*Exercise requirements*.
Pick out each line of the records that includes the string "description", and copy it.

::::::::::

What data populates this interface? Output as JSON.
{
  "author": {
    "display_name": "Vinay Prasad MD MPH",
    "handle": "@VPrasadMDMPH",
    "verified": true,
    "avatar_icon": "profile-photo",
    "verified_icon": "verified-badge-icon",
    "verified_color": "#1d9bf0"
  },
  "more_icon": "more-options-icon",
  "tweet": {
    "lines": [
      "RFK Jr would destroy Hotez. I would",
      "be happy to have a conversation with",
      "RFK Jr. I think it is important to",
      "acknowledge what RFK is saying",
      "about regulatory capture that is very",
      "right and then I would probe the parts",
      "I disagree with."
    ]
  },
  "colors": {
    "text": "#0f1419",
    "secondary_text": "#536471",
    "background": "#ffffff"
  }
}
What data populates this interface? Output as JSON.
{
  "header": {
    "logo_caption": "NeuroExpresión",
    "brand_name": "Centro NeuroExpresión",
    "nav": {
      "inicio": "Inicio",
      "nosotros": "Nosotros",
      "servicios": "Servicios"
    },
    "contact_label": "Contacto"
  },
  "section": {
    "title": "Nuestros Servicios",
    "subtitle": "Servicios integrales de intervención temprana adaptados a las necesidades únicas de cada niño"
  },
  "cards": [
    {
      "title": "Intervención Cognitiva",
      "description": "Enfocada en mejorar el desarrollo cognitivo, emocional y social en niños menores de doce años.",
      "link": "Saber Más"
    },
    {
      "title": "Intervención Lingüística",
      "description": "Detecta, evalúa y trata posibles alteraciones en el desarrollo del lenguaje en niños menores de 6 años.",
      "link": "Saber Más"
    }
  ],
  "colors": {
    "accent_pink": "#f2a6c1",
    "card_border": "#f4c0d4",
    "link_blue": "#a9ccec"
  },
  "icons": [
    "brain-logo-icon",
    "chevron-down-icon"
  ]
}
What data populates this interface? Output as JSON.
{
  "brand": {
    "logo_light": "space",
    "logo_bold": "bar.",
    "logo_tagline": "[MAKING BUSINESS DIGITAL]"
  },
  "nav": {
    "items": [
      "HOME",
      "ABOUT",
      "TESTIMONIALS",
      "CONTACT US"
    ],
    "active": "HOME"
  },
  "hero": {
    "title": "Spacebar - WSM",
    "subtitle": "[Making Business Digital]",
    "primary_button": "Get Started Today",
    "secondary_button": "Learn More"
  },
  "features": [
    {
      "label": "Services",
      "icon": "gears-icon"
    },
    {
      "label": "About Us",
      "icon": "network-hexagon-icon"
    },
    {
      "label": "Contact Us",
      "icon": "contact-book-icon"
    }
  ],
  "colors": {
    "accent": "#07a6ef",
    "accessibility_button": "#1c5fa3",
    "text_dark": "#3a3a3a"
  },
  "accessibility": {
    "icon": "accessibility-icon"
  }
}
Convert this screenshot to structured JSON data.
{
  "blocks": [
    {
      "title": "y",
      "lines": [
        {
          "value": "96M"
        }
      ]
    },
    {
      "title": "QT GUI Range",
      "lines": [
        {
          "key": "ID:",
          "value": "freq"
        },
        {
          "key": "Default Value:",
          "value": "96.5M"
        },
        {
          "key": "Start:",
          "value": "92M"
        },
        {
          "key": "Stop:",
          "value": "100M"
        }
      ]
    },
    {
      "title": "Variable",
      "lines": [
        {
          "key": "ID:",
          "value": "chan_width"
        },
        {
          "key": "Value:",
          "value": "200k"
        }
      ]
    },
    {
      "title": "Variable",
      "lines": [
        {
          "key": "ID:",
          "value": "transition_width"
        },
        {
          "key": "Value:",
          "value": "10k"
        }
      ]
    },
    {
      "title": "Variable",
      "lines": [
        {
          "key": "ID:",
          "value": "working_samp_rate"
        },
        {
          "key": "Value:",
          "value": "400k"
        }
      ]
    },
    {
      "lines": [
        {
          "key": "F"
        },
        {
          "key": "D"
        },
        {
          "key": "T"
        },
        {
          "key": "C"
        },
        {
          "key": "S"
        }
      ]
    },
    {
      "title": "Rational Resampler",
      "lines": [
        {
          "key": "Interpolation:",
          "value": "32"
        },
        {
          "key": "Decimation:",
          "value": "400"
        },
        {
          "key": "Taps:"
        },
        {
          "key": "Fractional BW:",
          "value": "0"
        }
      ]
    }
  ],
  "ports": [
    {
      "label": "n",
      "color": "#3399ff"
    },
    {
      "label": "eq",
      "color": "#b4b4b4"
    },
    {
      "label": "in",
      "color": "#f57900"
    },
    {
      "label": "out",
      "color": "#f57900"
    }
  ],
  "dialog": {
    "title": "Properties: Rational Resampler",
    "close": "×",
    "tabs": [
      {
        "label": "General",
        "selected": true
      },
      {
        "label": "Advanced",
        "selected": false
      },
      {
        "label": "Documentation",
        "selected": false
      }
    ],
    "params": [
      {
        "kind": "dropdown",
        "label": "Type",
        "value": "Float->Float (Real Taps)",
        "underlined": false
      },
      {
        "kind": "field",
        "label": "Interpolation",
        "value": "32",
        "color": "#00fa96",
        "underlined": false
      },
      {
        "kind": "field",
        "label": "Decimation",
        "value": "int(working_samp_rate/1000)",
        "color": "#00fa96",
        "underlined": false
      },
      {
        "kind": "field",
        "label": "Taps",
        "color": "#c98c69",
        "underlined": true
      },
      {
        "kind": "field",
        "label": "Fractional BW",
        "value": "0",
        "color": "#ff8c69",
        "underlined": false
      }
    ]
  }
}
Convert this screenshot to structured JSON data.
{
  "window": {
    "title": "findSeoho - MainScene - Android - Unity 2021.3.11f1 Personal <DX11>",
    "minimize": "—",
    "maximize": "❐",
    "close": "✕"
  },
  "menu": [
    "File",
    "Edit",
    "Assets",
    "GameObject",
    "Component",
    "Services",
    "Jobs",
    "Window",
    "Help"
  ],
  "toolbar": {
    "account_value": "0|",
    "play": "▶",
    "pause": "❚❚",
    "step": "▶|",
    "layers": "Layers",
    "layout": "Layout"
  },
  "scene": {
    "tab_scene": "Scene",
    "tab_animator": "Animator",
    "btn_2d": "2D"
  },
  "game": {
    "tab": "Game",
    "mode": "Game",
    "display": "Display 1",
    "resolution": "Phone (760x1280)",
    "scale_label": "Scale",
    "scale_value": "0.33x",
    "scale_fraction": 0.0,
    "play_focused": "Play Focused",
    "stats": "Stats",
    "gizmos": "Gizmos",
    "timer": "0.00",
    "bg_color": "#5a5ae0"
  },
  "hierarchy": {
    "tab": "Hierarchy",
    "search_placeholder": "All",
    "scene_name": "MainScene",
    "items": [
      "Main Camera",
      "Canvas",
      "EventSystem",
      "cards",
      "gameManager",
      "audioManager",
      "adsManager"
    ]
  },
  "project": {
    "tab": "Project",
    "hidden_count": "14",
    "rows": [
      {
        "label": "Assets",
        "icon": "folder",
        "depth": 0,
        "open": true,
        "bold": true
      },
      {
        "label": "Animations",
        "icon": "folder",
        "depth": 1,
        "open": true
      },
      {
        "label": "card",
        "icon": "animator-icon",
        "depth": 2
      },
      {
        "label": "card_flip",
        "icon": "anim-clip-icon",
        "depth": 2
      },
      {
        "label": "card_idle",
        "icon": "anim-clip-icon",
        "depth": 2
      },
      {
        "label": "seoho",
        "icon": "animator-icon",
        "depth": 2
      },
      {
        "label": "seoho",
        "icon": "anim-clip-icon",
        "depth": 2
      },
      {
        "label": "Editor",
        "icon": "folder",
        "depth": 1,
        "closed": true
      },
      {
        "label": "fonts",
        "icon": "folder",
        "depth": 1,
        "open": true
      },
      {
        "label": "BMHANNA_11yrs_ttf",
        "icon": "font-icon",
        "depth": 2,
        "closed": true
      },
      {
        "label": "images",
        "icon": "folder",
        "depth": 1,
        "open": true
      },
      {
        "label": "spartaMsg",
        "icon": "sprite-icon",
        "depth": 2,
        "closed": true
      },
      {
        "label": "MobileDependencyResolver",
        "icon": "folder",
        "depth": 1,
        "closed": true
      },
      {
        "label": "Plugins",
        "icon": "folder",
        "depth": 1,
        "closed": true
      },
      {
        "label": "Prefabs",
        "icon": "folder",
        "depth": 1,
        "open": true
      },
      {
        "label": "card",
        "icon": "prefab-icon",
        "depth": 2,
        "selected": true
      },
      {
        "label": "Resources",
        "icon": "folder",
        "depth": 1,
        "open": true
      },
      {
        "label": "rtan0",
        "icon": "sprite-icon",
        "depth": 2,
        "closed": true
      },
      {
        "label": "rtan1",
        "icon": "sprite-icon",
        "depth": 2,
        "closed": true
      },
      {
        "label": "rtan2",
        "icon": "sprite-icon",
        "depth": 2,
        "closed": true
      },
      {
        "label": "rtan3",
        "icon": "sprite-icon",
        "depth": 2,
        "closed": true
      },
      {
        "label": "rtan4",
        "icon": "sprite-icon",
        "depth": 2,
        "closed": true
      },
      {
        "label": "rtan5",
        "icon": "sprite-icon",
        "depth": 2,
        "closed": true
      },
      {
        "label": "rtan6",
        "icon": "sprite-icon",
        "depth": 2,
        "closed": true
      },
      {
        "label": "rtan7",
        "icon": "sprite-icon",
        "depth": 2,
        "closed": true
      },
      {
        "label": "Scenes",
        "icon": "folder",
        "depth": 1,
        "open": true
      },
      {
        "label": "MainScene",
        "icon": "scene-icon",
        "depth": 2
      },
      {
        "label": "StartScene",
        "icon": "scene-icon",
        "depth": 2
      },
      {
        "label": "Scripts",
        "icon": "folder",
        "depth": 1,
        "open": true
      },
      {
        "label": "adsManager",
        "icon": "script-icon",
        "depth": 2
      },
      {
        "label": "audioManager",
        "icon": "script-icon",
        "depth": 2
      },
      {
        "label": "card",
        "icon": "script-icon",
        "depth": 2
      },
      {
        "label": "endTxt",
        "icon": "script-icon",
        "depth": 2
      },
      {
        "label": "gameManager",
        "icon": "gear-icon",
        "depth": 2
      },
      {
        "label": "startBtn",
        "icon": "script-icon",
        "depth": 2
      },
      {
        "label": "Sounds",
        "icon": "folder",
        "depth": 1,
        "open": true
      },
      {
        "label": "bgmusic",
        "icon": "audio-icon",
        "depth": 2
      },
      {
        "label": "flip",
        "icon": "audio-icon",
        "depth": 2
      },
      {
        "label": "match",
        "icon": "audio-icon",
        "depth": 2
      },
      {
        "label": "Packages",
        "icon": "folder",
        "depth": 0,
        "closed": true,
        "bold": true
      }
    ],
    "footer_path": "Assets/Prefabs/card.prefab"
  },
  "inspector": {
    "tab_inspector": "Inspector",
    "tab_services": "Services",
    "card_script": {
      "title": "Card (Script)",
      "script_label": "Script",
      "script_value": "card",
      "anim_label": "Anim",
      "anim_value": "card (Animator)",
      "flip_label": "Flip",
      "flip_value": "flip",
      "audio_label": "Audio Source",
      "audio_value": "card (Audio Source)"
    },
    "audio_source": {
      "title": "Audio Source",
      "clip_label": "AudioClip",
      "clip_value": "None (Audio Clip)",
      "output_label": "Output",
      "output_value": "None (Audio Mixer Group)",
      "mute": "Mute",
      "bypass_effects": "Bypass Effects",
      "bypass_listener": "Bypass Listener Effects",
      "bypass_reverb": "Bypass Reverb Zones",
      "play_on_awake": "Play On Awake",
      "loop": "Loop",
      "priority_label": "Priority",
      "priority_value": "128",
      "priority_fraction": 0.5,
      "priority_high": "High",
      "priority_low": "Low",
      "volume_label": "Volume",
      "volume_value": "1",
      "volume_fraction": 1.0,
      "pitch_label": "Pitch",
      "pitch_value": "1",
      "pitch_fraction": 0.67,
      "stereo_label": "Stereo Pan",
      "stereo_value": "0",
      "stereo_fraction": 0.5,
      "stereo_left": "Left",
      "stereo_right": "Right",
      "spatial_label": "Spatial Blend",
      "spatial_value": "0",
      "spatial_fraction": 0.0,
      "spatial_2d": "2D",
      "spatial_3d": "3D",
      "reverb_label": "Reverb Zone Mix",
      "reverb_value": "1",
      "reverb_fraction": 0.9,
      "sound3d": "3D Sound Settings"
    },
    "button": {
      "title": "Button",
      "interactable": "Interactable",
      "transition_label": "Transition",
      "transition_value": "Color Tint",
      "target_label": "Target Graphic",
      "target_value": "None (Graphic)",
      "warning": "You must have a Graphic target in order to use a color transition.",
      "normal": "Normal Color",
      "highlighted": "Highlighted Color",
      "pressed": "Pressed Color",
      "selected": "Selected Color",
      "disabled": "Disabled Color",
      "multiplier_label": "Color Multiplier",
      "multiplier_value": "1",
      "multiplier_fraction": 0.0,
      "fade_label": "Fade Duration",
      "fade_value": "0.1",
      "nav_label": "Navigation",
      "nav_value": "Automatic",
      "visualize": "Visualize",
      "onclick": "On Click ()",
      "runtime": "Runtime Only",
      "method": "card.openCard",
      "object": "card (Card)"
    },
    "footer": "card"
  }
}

::::::::::

*Solution*.
      "description": "Enfocada en mejorar el desarrollo cognitivo, emocional y social en niños menores de doce años.",
      "description": "Detecta, evalúa y trata posibles alteraciones en el desarrollo del lenguaje en niños menores de 6 años.",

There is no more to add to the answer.